Provided data »

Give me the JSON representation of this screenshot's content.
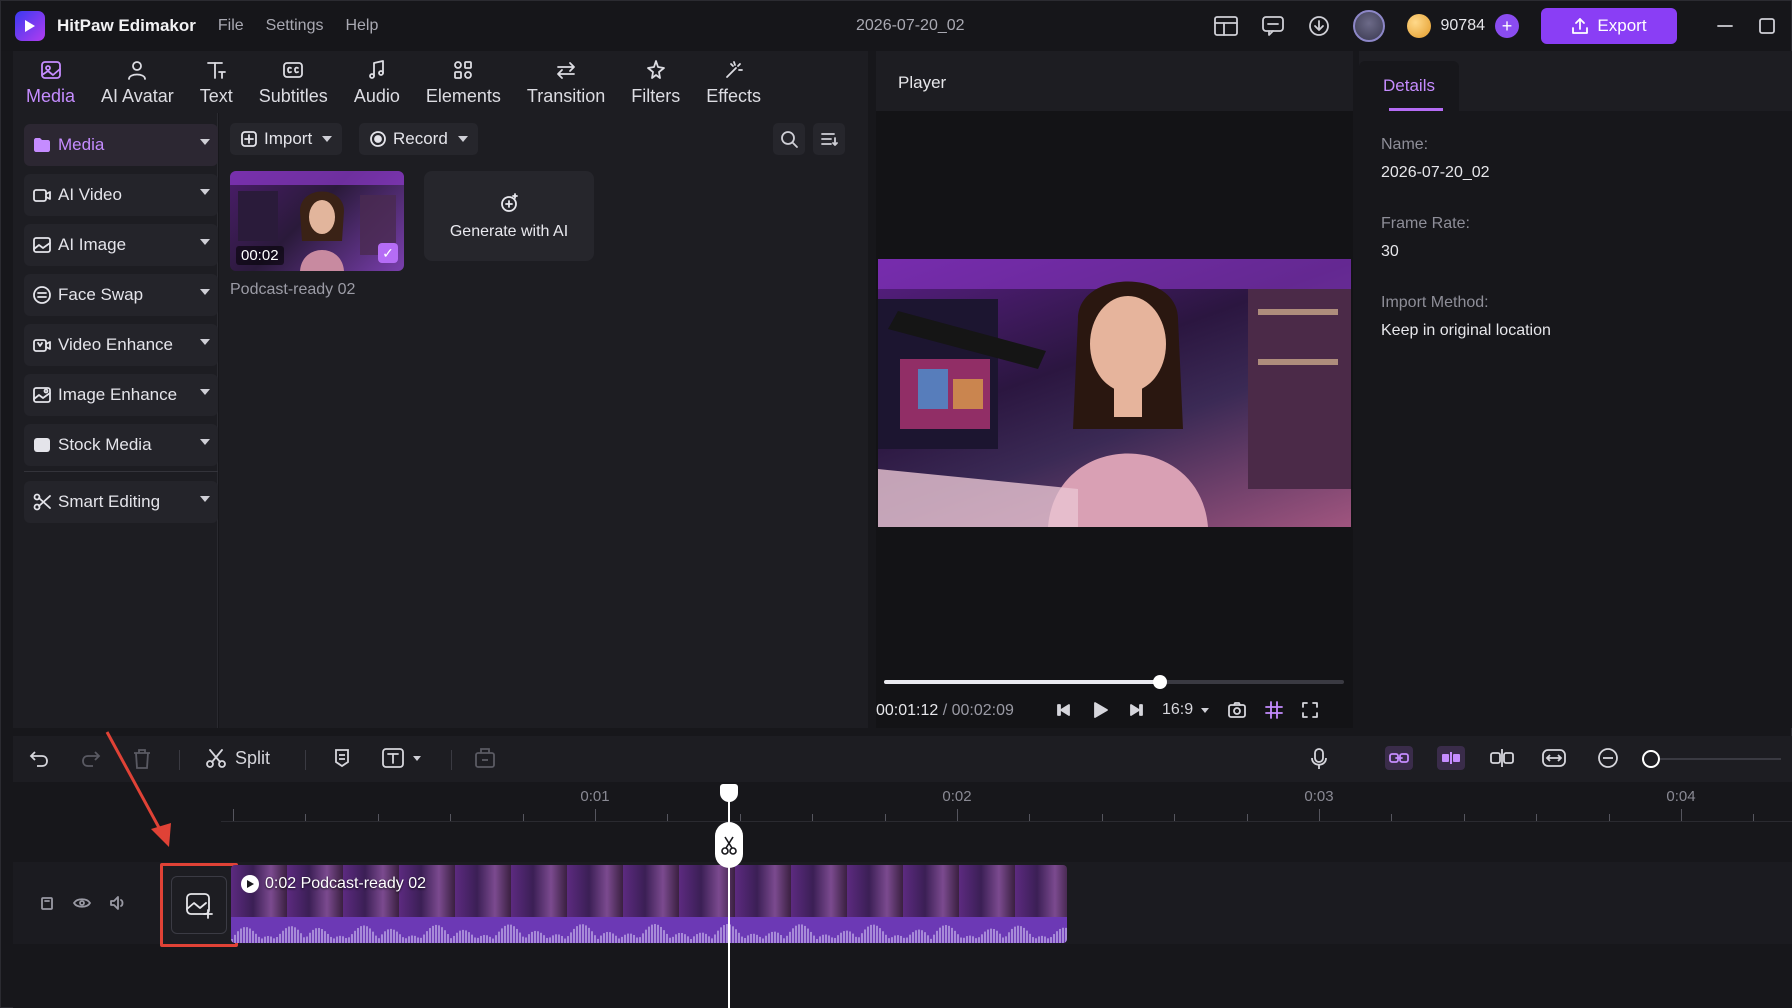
{
  "app": {
    "name": "HitPaw Edimakor",
    "menu": [
      "File",
      "Settings",
      "Help"
    ],
    "project_title": "2026-07-20_02",
    "coins": "90784",
    "export_label": "Export"
  },
  "topnav": [
    {
      "label": "Media",
      "icon": "media-icon",
      "active": true
    },
    {
      "label": "AI Avatar",
      "icon": "ai-avatar-icon"
    },
    {
      "label": "Text",
      "icon": "text-icon"
    },
    {
      "label": "Subtitles",
      "icon": "subtitles-icon"
    },
    {
      "label": "Audio",
      "icon": "audio-icon"
    },
    {
      "label": "Elements",
      "icon": "elements-icon"
    },
    {
      "label": "Transition",
      "icon": "transition-icon"
    },
    {
      "label": "Filters",
      "icon": "filters-icon"
    },
    {
      "label": "Effects",
      "icon": "effects-icon"
    }
  ],
  "sidebar": {
    "items": [
      {
        "label": "Media",
        "active": true
      },
      {
        "label": "AI Video"
      },
      {
        "label": "AI Image"
      },
      {
        "label": "Face Swap"
      },
      {
        "label": "Video Enhance"
      },
      {
        "label": "Image Enhance"
      },
      {
        "label": "Stock Media"
      },
      {
        "label": "Smart Editing"
      }
    ]
  },
  "media": {
    "import_label": "Import",
    "record_label": "Record",
    "clip": {
      "duration": "00:02",
      "name": "Podcast-ready 02",
      "selected": true
    },
    "generate_label": "Generate with AI"
  },
  "player": {
    "title": "Player",
    "current_time": "00:01:12",
    "separator": " / ",
    "total_time": "00:02:09",
    "progress": 0.6,
    "aspect": "16:9"
  },
  "details": {
    "tab": "Details",
    "fields": [
      {
        "label": "Name:",
        "value": "2026-07-20_02"
      },
      {
        "label": "Frame Rate:",
        "value": "30"
      },
      {
        "label": "Import Method:",
        "value": "Keep in original location"
      }
    ]
  },
  "timeline": {
    "split_label": "Split",
    "ruler_labels": [
      "0:01",
      "0:02",
      "0:03",
      "0:04"
    ],
    "clip_label": "0:02 Podcast-ready 02",
    "accent": "#b56cf5",
    "highlight_color": "#e04236"
  }
}
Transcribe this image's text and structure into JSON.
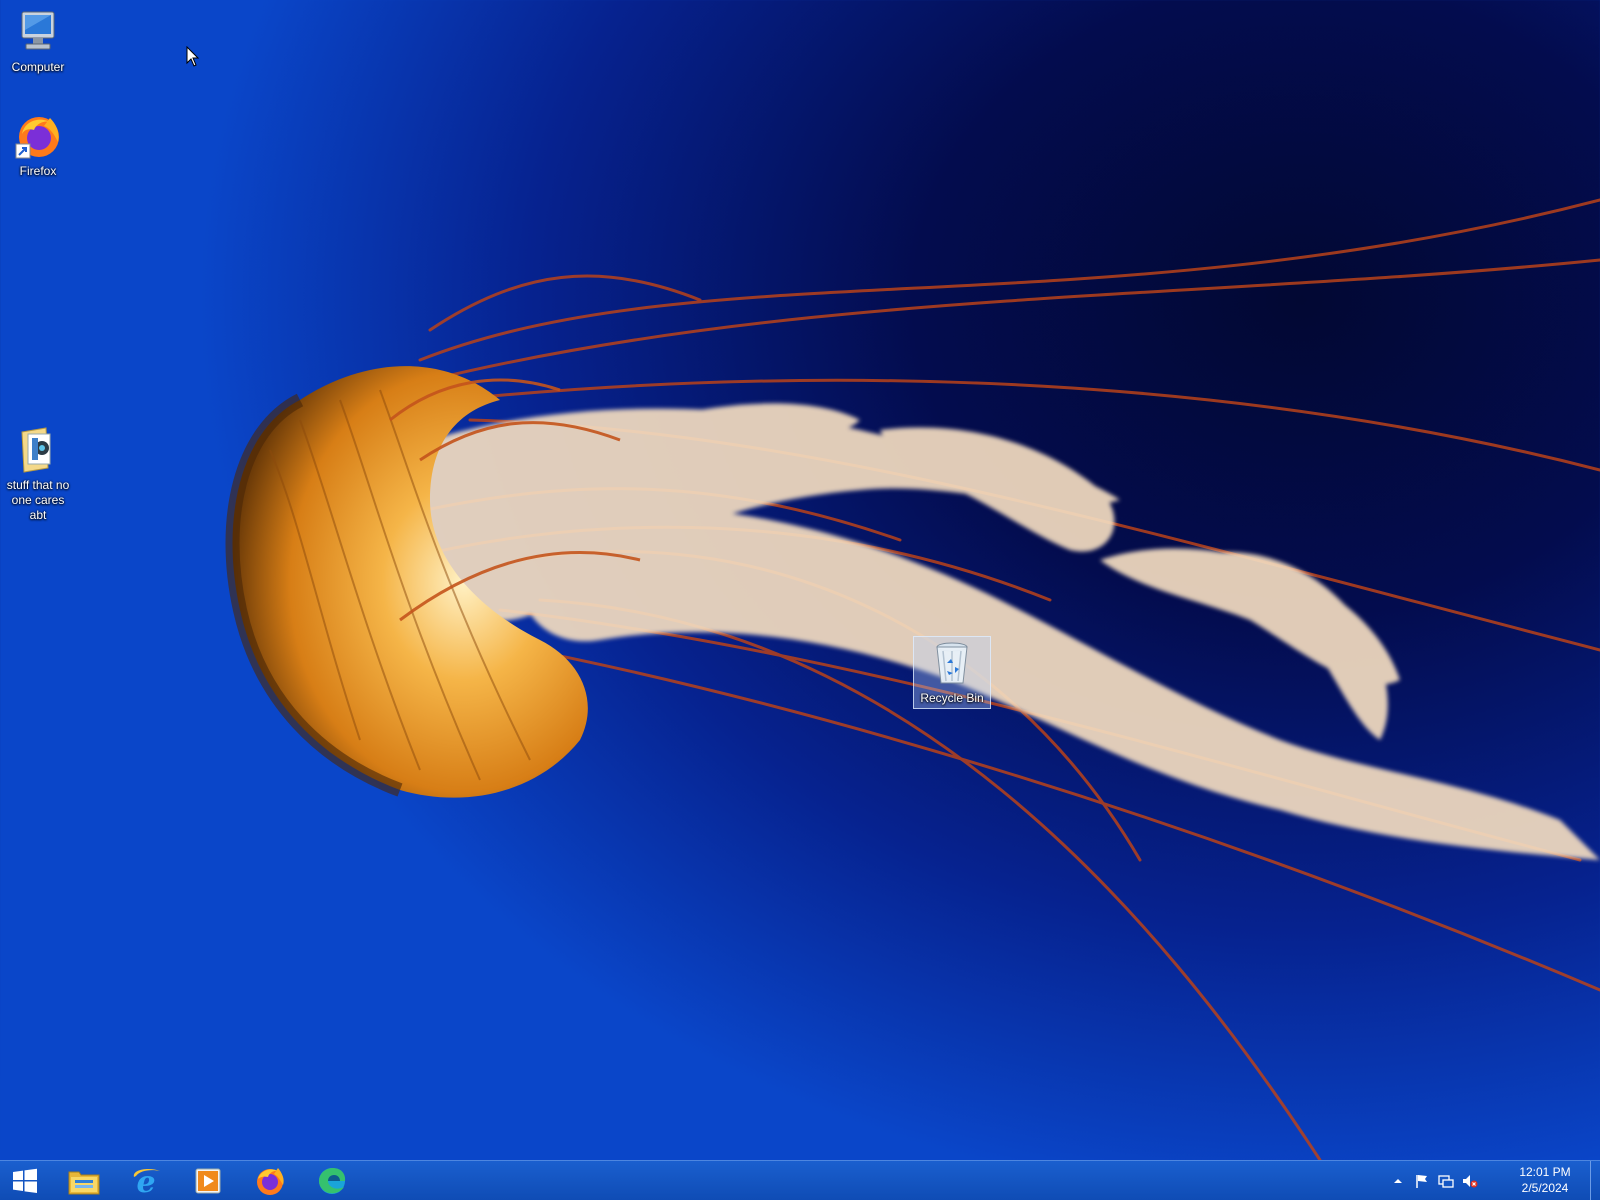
{
  "desktop": {
    "icons": [
      {
        "label": "Computer",
        "icon": "computer-icon"
      },
      {
        "label": "Firefox",
        "icon": "firefox-icon"
      },
      {
        "label": "stuff that no one cares abt",
        "icon": "folder-icon"
      },
      {
        "label": "Recycle Bin",
        "icon": "recycle-bin-icon"
      }
    ]
  },
  "taskbar": {
    "start": {
      "icon": "windows-logo-icon"
    },
    "pinned": [
      {
        "name": "File Explorer",
        "icon": "file-explorer-icon"
      },
      {
        "name": "Internet Explorer",
        "icon": "internet-explorer-icon"
      },
      {
        "name": "Windows Media Player",
        "icon": "media-player-icon"
      },
      {
        "name": "Firefox",
        "icon": "firefox-icon"
      },
      {
        "name": "Microsoft Edge",
        "icon": "edge-icon"
      }
    ],
    "tray": {
      "icons": [
        "show-hidden-icons-chevron",
        "action-center-flag-icon",
        "network-icon",
        "volume-muted-icon"
      ],
      "time": "12:01 PM",
      "date": "2/5/2024"
    }
  },
  "colors": {
    "taskbar": "#1356c4",
    "wallpaper_deep": "#030c4e",
    "wallpaper_light": "#0a46c9",
    "jelly_bell": "#e08a1e",
    "tentacle": "#c2451c"
  }
}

Stated exercise »
Can the lines from the one with "Transcribe this image's" to the end of the records above be quoted exactly, both ends included, with every picture omitted?

Task output »
Transcribe this image's text and structure into JSON.
{
  "desktop": {
    "icons": [
      {
        "label": "Computer",
        "icon": "computer-icon"
      },
      {
        "label": "Firefox",
        "icon": "firefox-icon"
      },
      {
        "label": "stuff that no one cares abt",
        "icon": "folder-icon"
      },
      {
        "label": "Recycle Bin",
        "icon": "recycle-bin-icon"
      }
    ]
  },
  "taskbar": {
    "start": {
      "icon": "windows-logo-icon"
    },
    "pinned": [
      {
        "name": "File Explorer",
        "icon": "file-explorer-icon"
      },
      {
        "name": "Internet Explorer",
        "icon": "internet-explorer-icon"
      },
      {
        "name": "Windows Media Player",
        "icon": "media-player-icon"
      },
      {
        "name": "Firefox",
        "icon": "firefox-icon"
      },
      {
        "name": "Microsoft Edge",
        "icon": "edge-icon"
      }
    ],
    "tray": {
      "icons": [
        "show-hidden-icons-chevron",
        "action-center-flag-icon",
        "network-icon",
        "volume-muted-icon"
      ],
      "time": "12:01 PM",
      "date": "2/5/2024"
    }
  },
  "colors": {
    "taskbar": "#1356c4",
    "wallpaper_deep": "#030c4e",
    "wallpaper_light": "#0a46c9",
    "jelly_bell": "#e08a1e",
    "tentacle": "#c2451c"
  }
}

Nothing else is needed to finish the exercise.